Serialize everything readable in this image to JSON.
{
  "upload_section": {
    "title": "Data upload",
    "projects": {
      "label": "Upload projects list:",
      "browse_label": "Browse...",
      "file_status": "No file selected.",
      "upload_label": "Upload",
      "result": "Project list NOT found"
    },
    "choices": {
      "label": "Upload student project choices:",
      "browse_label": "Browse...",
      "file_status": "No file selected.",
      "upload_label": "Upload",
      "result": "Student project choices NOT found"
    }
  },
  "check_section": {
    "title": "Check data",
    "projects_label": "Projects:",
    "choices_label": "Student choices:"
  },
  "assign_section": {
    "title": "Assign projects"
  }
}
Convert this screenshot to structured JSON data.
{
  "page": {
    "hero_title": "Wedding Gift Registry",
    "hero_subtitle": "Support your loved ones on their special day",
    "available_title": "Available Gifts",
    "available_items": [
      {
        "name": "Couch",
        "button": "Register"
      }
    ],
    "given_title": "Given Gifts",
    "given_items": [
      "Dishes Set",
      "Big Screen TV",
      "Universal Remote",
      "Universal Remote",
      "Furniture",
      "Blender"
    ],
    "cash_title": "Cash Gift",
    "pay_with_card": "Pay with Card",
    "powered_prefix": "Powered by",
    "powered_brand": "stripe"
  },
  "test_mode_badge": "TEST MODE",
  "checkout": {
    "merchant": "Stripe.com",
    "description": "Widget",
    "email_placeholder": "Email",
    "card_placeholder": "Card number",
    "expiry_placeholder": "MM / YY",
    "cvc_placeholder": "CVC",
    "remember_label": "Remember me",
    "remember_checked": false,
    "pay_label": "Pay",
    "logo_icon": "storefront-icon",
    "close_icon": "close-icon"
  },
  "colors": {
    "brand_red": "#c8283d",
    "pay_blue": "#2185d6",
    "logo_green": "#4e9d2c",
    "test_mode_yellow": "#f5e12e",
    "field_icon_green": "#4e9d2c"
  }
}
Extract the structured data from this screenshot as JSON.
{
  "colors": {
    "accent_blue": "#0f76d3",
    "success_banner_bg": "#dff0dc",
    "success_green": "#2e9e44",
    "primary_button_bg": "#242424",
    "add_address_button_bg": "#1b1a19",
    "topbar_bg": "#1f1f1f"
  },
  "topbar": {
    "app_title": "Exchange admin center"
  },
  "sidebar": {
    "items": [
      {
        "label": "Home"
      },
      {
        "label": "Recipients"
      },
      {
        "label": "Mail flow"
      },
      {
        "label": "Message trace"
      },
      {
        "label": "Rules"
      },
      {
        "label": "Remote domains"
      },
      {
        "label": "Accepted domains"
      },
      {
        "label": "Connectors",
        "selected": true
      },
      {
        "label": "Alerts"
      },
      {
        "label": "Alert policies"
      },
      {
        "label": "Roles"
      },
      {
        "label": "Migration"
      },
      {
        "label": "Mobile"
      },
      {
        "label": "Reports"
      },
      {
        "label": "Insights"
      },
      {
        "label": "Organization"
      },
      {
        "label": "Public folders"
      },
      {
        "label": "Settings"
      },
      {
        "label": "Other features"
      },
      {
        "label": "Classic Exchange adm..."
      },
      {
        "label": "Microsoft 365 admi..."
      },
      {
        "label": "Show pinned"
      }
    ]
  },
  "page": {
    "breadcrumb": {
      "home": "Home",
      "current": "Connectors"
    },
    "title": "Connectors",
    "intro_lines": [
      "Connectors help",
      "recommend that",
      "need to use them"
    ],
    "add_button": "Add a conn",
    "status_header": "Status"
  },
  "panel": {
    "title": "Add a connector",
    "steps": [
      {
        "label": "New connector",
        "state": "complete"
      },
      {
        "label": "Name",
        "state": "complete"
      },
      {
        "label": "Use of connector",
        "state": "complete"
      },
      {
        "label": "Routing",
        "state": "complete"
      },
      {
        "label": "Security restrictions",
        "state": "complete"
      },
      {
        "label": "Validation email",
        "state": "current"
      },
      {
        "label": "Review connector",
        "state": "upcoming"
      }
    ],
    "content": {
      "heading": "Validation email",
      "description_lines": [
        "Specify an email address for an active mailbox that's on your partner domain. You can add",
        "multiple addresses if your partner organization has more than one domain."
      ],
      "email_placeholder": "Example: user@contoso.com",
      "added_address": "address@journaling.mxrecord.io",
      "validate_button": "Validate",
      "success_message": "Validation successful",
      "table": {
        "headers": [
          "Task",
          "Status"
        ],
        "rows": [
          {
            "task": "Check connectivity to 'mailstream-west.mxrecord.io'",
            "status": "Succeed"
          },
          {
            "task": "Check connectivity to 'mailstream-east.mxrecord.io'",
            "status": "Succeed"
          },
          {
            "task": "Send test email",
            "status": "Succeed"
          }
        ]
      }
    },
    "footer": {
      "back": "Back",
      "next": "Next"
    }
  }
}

**INSTRUCTIONS FOR THE TASK:**
Transcribe all of the material exactly. Omit nothing.

**RESULT FOR THIS TASK:**
Serialize everything readable in this image to JSON.
{
  "upload_section": {
    "title": "Data upload",
    "projects": {
      "label": "Upload projects list:",
      "browse_label": "Browse...",
      "file_status": "No file selected.",
      "upload_label": "Upload",
      "result": "Project list NOT found"
    },
    "choices": {
      "label": "Upload student project choices:",
      "browse_label": "Browse...",
      "file_status": "No file selected.",
      "upload_label": "Upload",
      "result": "Student project choices NOT found"
    }
  },
  "check_section": {
    "title": "Check data",
    "projects_label": "Projects:",
    "choices_label": "Student choices:"
  },
  "assign_section": {
    "title": "Assign projects"
  }
}
Convert this screenshot to structured JSON data.
{
  "page": {
    "hero_title": "Wedding Gift Registry",
    "hero_subtitle": "Support your loved ones on their special day",
    "available_title": "Available Gifts",
    "available_items": [
      {
        "name": "Couch",
        "button": "Register"
      }
    ],
    "given_title": "Given Gifts",
    "given_items": [
      "Dishes Set",
      "Big Screen TV",
      "Universal Remote",
      "Universal Remote",
      "Furniture",
      "Blender"
    ],
    "cash_title": "Cash Gift",
    "pay_with_card": "Pay with Card",
    "powered_prefix": "Powered by",
    "powered_brand": "stripe"
  },
  "test_mode_badge": "TEST MODE",
  "checkout": {
    "merchant": "Stripe.com",
    "description": "Widget",
    "email_placeholder": "Email",
    "card_placeholder": "Card number",
    "expiry_placeholder": "MM / YY",
    "cvc_placeholder": "CVC",
    "remember_label": "Remember me",
    "remember_checked": false,
    "pay_label": "Pay",
    "logo_icon": "storefront-icon",
    "close_icon": "close-icon"
  },
  "colors": {
    "brand_red": "#c8283d",
    "pay_blue": "#2185d6",
    "logo_green": "#4e9d2c",
    "test_mode_yellow": "#f5e12e",
    "field_icon_green": "#4e9d2c"
  }
}
Extract the structured data from this screenshot as JSON.
{
  "colors": {
    "accent_blue": "#0f76d3",
    "success_banner_bg": "#dff0dc",
    "success_green": "#2e9e44",
    "primary_button_bg": "#242424",
    "add_address_button_bg": "#1b1a19",
    "topbar_bg": "#1f1f1f"
  },
  "topbar": {
    "app_title": "Exchange admin center"
  },
  "sidebar": {
    "items": [
      {
        "label": "Home"
      },
      {
        "label": "Recipients"
      },
      {
        "label": "Mail flow"
      },
      {
        "label": "Message trace"
      },
      {
        "label": "Rules"
      },
      {
        "label": "Remote domains"
      },
      {
        "label": "Accepted domains"
      },
      {
        "label": "Connectors",
        "selected": true
      },
      {
        "label": "Alerts"
      },
      {
        "label": "Alert policies"
      },
      {
        "label": "Roles"
      },
      {
        "label": "Migration"
      },
      {
        "label": "Mobile"
      },
      {
        "label": "Reports"
      },
      {
        "label": "Insights"
      },
      {
        "label": "Organization"
      },
      {
        "label": "Public folders"
      },
      {
        "label": "Settings"
      },
      {
        "label": "Other features"
      },
      {
        "label": "Classic Exchange adm..."
      },
      {
        "label": "Microsoft 365 admi..."
      },
      {
        "label": "Show pinned"
      }
    ]
  },
  "page": {
    "breadcrumb": {
      "home": "Home",
      "current": "Connectors"
    },
    "title": "Connectors",
    "intro_lines": [
      "Connectors help",
      "recommend that",
      "need to use them"
    ],
    "add_button": "Add a conn",
    "status_header": "Status"
  },
  "panel": {
    "title": "Add a connector",
    "steps": [
      {
        "label": "New connector",
        "state": "complete"
      },
      {
        "label": "Name",
        "state": "complete"
      },
      {
        "label": "Use of connector",
        "state": "complete"
      },
      {
        "label": "Routing",
        "state": "complete"
      },
      {
        "label": "Security restrictions",
        "state": "complete"
      },
      {
        "label": "Validation email",
        "state": "current"
      },
      {
        "label": "Review connector",
        "state": "upcoming"
      }
    ],
    "content": {
      "heading": "Validation email",
      "description_lines": [
        "Specify an email address for an active mailbox that's on your partner domain. You can add",
        "multiple addresses if your partner organization has more than one domain."
      ],
      "email_placeholder": "Example: user@contoso.com",
      "added_address": "address@journaling.mxrecord.io",
      "validate_button": "Validate",
      "success_message": "Validation successful",
      "table": {
        "headers": [
          "Task",
          "Status"
        ],
        "rows": [
          {
            "task": "Check connectivity to 'mailstream-west.mxrecord.io'",
            "status": "Succeed"
          },
          {
            "task": "Check connectivity to 'mailstream-east.mxrecord.io'",
            "status": "Succeed"
          },
          {
            "task": "Send test email",
            "status": "Succeed"
          }
        ]
      }
    },
    "footer": {
      "back": "Back",
      "next": "Next"
    }
  }
}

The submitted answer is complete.